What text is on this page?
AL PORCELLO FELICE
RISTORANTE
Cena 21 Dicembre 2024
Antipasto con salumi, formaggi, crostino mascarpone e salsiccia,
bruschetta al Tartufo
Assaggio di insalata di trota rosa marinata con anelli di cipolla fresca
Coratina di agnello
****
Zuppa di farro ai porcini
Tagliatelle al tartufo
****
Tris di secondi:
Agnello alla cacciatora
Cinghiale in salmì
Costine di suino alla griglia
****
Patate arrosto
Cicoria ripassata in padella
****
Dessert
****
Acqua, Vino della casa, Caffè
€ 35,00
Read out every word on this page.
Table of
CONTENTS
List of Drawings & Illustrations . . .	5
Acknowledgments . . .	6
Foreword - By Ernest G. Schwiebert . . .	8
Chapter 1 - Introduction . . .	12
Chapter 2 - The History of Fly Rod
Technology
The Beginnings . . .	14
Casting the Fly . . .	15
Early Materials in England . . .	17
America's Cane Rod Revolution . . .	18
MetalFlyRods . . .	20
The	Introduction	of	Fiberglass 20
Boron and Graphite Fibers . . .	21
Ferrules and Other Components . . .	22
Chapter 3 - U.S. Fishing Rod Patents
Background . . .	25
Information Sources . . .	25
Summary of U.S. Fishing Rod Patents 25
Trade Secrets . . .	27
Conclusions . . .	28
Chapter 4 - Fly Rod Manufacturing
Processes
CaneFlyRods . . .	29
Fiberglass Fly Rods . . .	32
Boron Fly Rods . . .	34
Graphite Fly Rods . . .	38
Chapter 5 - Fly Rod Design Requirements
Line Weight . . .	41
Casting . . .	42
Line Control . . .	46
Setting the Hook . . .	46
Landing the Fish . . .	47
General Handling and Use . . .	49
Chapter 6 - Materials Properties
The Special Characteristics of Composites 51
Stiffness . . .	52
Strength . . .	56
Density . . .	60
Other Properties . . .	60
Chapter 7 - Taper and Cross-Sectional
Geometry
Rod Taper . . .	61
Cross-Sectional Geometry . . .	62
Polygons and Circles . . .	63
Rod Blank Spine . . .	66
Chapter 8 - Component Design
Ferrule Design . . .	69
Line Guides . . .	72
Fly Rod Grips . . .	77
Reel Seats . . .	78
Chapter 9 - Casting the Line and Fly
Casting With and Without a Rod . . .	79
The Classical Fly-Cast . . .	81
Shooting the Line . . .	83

**WHAT TO WORK ON:** Reproduce the full listing above, character for character.

**SOLUTION BELOW:**
What text is on this page?
AL PORCELLO FELICE
RISTORANTE
Cena 21 Dicembre 2024
Antipasto con salumi, formaggi, crostino mascarpone e salsiccia,
bruschetta al Tartufo
Assaggio di insalata di trota rosa marinata con anelli di cipolla fresca
Coratina di agnello
****
Zuppa di farro ai porcini
Tagliatelle al tartufo
****
Tris di secondi:
Agnello alla cacciatora
Cinghiale in salmì
Costine di suino alla griglia
****
Patate arrosto
Cicoria ripassata in padella
****
Dessert
****
Acqua, Vino della casa, Caffè
€ 35,00
Read out every word on this page.
Table of
CONTENTS
List of Drawings & Illustrations . . .	5
Acknowledgments . . .	6
Foreword - By Ernest G. Schwiebert . . .	8
Chapter 1 - Introduction . . .	12
Chapter 2 - The History of Fly Rod
Technology
The Beginnings . . .	14
Casting the Fly . . .	15
Early Materials in England . . .	17
America's Cane Rod Revolution . . .	18
MetalFlyRods . . .	20
The	Introduction	of	Fiberglass 20
Boron and Graphite Fibers . . .	21
Ferrules and Other Components . . .	22
Chapter 3 - U.S. Fishing Rod Patents
Background . . .	25
Information Sources . . .	25
Summary of U.S. Fishing Rod Patents 25
Trade Secrets . . .	27
Conclusions . . .	28
Chapter 4 - Fly Rod Manufacturing
Processes
CaneFlyRods . . .	29
Fiberglass Fly Rods . . .	32
Boron Fly Rods . . .	34
Graphite Fly Rods . . .	38
Chapter 5 - Fly Rod Design Requirements
Line Weight . . .	41
Casting . . .	42
Line Control . . .	46
Setting the Hook . . .	46
Landing the Fish . . .	47
General Handling and Use . . .	49
Chapter 6 - Materials Properties
The Special Characteristics of Composites 51
Stiffness . . .	52
Strength . . .	56
Density . . .	60
Other Properties . . .	60
Chapter 7 - Taper and Cross-Sectional
Geometry
Rod Taper . . .	61
Cross-Sectional Geometry . . .	62
Polygons and Circles . . .	63
Rod Blank Spine . . .	66
Chapter 8 - Component Design
Ferrule Design . . .	69
Line Guides . . .	72
Fly Rod Grips . . .	77
Reel Seats . . .	78
Chapter 9 - Casting the Line and Fly
Casting With and Without a Rod . . .	79
The Classical Fly-Cast . . .	81
Shooting the Line . . .	83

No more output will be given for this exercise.